─── RECORDS SUPPLIED
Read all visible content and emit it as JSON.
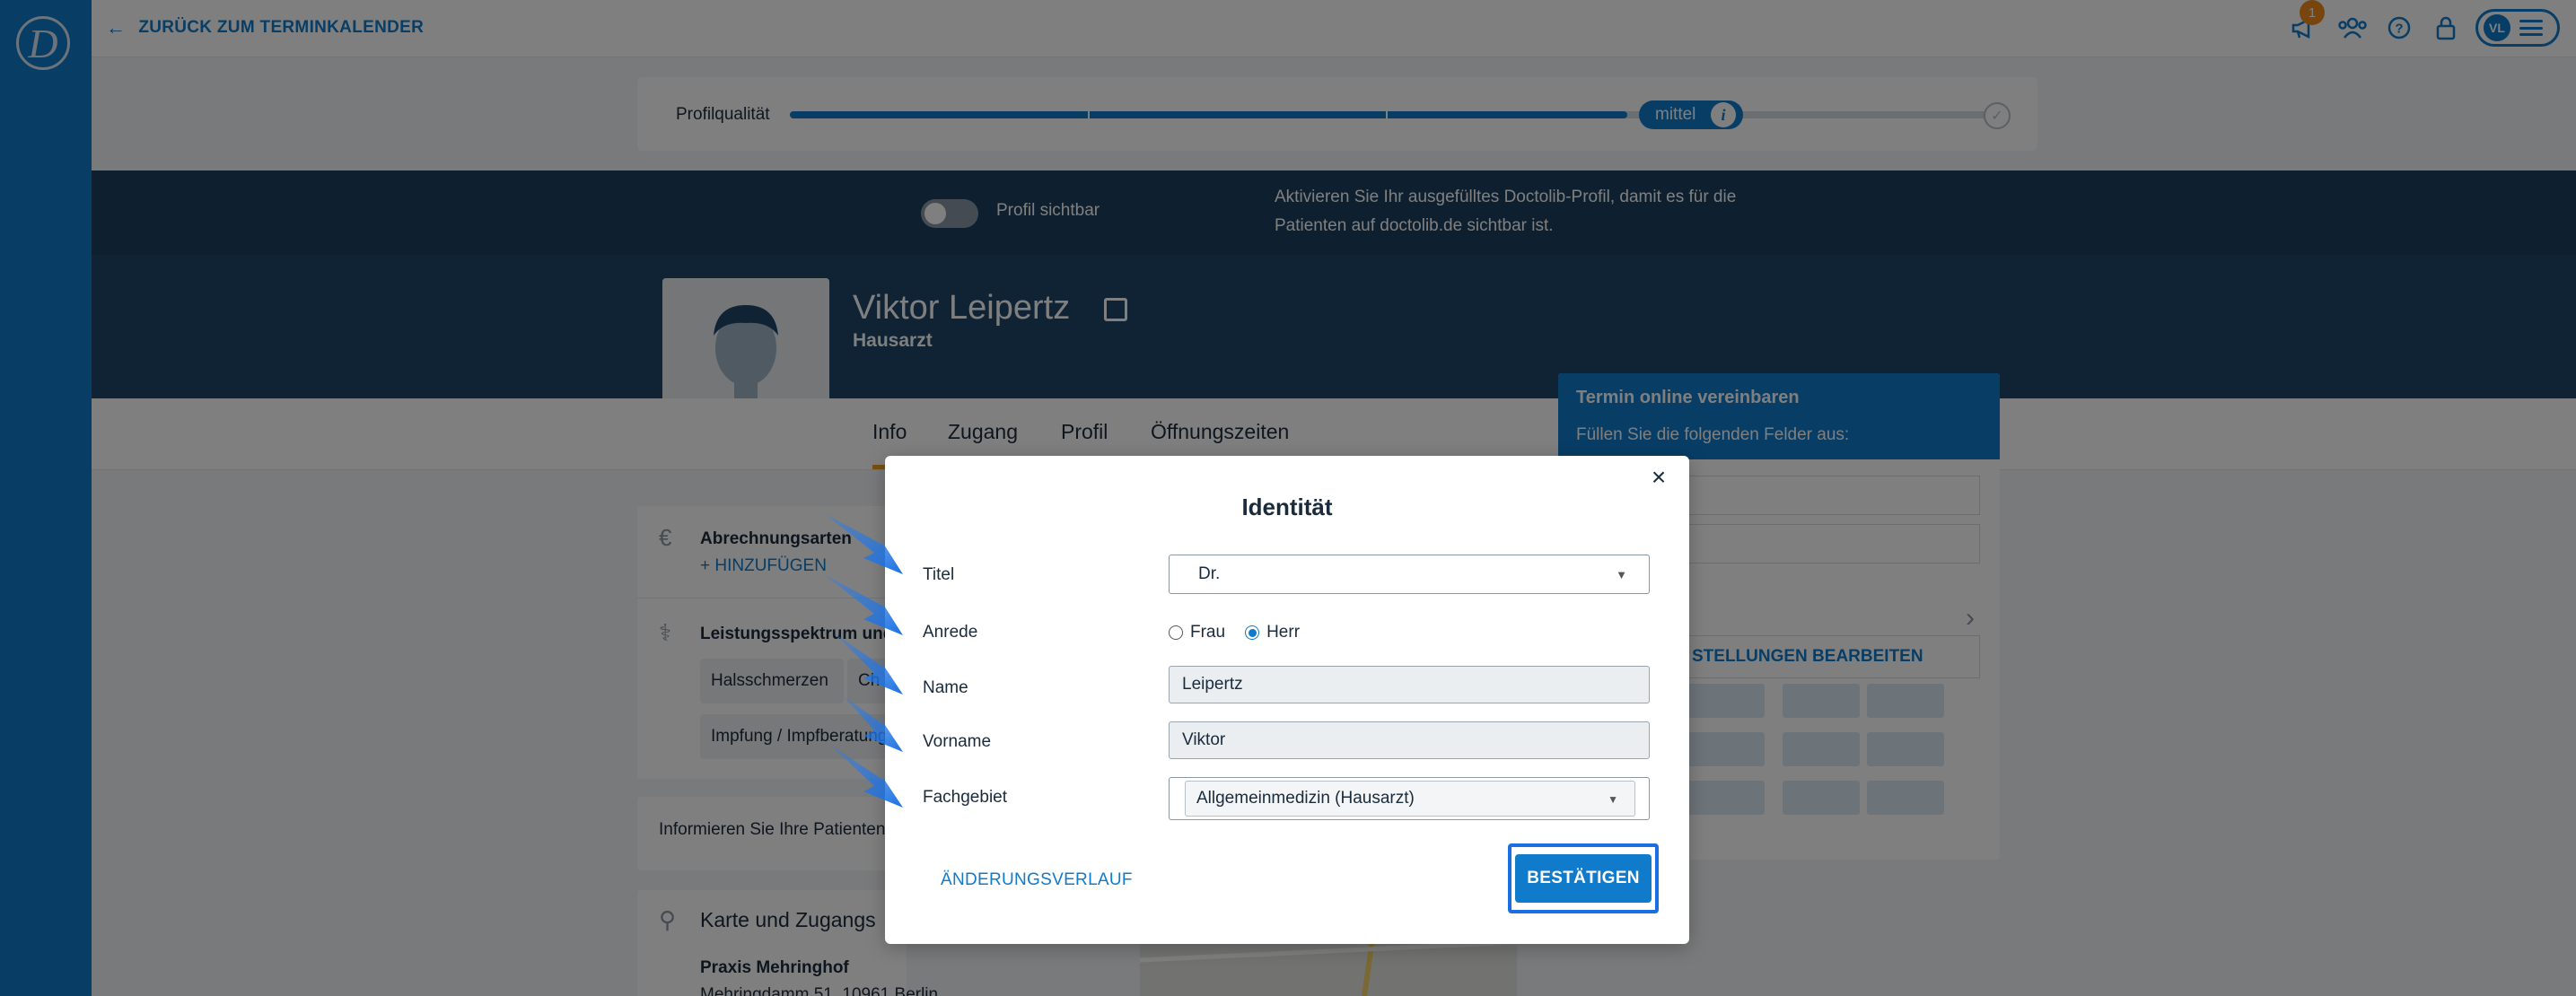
{
  "topbar": {
    "back_label": "ZURÜCK ZUM TERMINKALENDER",
    "notification_count": "1",
    "avatar_initials": "VL",
    "icons": [
      "megaphone-icon",
      "team-icon",
      "help-icon",
      "lock-icon",
      "menu-icon"
    ]
  },
  "quality": {
    "label": "Profilqualität",
    "level_text": "mittel",
    "level_fraction": 0.69
  },
  "visibility": {
    "toggle_label": "Profil sichtbar",
    "toggle_on": false,
    "info_text": "Aktivieren Sie Ihr ausgefülltes Doctolib-Profil, damit es für die Patienten auf doctolib.de sichtbar ist."
  },
  "profile": {
    "name": "Viktor Leipertz",
    "specialty": "Hausarzt"
  },
  "tabs": [
    "Info",
    "Zugang",
    "Profil",
    "Öffnungszeiten"
  ],
  "cards": {
    "billing_title": "Abrechnungsarten",
    "billing_add": "HINZUFÜGEN",
    "services_title": "Leistungsspektrum und",
    "chips": [
      "Halsschmerzen",
      "Ch",
      "Impfung / Impfberatung"
    ],
    "inform_text": "Informieren Sie Ihre Patienten",
    "map_title": "Karte und Zugangs",
    "practice_name": "Praxis Mehringhof",
    "practice_address": "Mehringdamm 51, 10961 Berlin"
  },
  "booking": {
    "title": "Termin online vereinbaren",
    "subtitle": "Füllen Sie die folgenden Felder aus:",
    "button": "STELLUNGEN BEARBEITEN"
  },
  "modal": {
    "title": "Identität",
    "close_glyph": "×",
    "fields": {
      "titel": {
        "label": "Titel",
        "value": "Dr."
      },
      "anrede": {
        "label": "Anrede",
        "options": [
          "Frau",
          "Herr"
        ],
        "selected": "Herr"
      },
      "name": {
        "label": "Name",
        "value": "Leipertz"
      },
      "vorname": {
        "label": "Vorname",
        "value": "Viktor"
      },
      "fachgebiet": {
        "label": "Fachgebiet",
        "value": "Allgemeinmedizin (Hausarzt)"
      }
    },
    "history_link": "ÄNDERUNGSVERLAUF",
    "confirm_button": "BESTÄTIGEN"
  },
  "colors": {
    "brand": "#107acb",
    "navy": "#1d3f5e",
    "accent_orange": "#f08a1c",
    "annotation_arrow": "#1a6fe0"
  }
}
──────
Using the listing above, pull out all lines that hold the word "Hausarzt".

▸ TASK SOLUTION:
    "specialty": "Hausarzt"
        "value": "Allgemeinmedizin (Hausarzt)"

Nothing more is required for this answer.